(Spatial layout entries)
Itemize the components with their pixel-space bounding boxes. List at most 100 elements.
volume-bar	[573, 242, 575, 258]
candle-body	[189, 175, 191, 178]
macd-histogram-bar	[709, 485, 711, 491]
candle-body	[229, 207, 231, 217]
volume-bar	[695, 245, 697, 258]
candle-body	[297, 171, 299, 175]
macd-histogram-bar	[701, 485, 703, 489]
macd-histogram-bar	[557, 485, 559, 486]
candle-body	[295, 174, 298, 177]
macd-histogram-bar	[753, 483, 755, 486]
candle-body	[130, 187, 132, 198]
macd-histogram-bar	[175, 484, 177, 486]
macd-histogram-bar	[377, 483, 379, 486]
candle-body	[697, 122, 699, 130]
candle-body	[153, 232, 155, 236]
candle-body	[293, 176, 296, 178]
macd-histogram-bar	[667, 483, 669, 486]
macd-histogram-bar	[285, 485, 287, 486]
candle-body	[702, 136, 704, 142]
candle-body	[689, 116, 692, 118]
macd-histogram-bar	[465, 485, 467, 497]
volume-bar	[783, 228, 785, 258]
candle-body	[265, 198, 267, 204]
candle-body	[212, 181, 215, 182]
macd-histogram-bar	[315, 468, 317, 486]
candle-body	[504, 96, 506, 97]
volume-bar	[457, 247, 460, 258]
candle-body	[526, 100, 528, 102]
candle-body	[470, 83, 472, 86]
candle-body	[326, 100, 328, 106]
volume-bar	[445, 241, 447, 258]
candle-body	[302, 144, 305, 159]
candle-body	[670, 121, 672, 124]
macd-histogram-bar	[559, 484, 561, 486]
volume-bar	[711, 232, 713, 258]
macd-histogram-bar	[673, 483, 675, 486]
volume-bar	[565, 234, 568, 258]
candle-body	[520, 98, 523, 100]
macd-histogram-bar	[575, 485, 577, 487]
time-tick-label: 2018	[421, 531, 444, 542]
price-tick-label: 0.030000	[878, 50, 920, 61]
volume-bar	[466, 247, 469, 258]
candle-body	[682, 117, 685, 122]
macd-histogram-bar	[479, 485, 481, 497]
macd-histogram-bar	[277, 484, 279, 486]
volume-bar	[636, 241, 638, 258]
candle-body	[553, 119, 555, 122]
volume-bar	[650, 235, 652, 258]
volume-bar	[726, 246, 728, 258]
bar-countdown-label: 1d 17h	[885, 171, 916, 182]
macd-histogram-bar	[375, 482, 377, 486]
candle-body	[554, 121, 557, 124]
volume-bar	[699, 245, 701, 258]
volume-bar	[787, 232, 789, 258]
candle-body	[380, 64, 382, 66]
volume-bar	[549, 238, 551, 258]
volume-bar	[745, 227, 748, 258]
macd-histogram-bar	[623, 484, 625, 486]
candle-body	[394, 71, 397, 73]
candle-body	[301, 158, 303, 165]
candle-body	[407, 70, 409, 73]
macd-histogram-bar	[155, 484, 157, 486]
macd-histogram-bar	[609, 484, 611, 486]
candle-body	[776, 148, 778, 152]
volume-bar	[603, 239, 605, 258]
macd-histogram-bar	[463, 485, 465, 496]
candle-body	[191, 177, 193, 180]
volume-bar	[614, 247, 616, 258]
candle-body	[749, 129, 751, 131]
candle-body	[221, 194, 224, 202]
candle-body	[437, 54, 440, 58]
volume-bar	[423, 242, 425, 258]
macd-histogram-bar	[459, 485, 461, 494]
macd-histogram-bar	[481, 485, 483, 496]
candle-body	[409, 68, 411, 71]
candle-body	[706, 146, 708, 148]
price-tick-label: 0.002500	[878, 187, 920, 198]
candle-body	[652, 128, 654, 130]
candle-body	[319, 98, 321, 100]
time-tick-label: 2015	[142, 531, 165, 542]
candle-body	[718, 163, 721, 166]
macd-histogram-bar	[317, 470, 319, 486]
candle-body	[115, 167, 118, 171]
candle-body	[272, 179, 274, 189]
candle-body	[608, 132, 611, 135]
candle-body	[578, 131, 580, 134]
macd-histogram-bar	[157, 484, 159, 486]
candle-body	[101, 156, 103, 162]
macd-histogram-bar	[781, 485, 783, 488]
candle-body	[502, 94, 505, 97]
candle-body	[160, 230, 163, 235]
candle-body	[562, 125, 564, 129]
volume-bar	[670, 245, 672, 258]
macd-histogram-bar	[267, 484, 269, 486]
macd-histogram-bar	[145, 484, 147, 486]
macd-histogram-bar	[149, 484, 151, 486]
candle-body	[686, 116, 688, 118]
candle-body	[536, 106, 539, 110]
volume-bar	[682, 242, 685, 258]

» What you are asked to do
Arrange the lines of the material above as a numbered list, from the first line through the line containing "176, 296, 178]", with both ends included. Leave out any blank lines.

» Response to the task
1. Itemize the components with their pixel-space bounding boxes. List at most 100 elements.
2. volume-bar	[573, 242, 575, 258]
3. candle-body	[189, 175, 191, 178]
4. macd-histogram-bar	[709, 485, 711, 491]
5. candle-body	[229, 207, 231, 217]
6. volume-bar	[695, 245, 697, 258]
7. candle-body	[297, 171, 299, 175]
8. macd-histogram-bar	[701, 485, 703, 489]
9. macd-histogram-bar	[557, 485, 559, 486]
10. candle-body	[295, 174, 298, 177]
11. macd-histogram-bar	[753, 483, 755, 486]
12. candle-body	[130, 187, 132, 198]
13. macd-histogram-bar	[175, 484, 177, 486]
14. macd-histogram-bar	[377, 483, 379, 486]
15. candle-body	[697, 122, 699, 130]
16. candle-body	[153, 232, 155, 236]
17. candle-body	[293, 176, 296, 178]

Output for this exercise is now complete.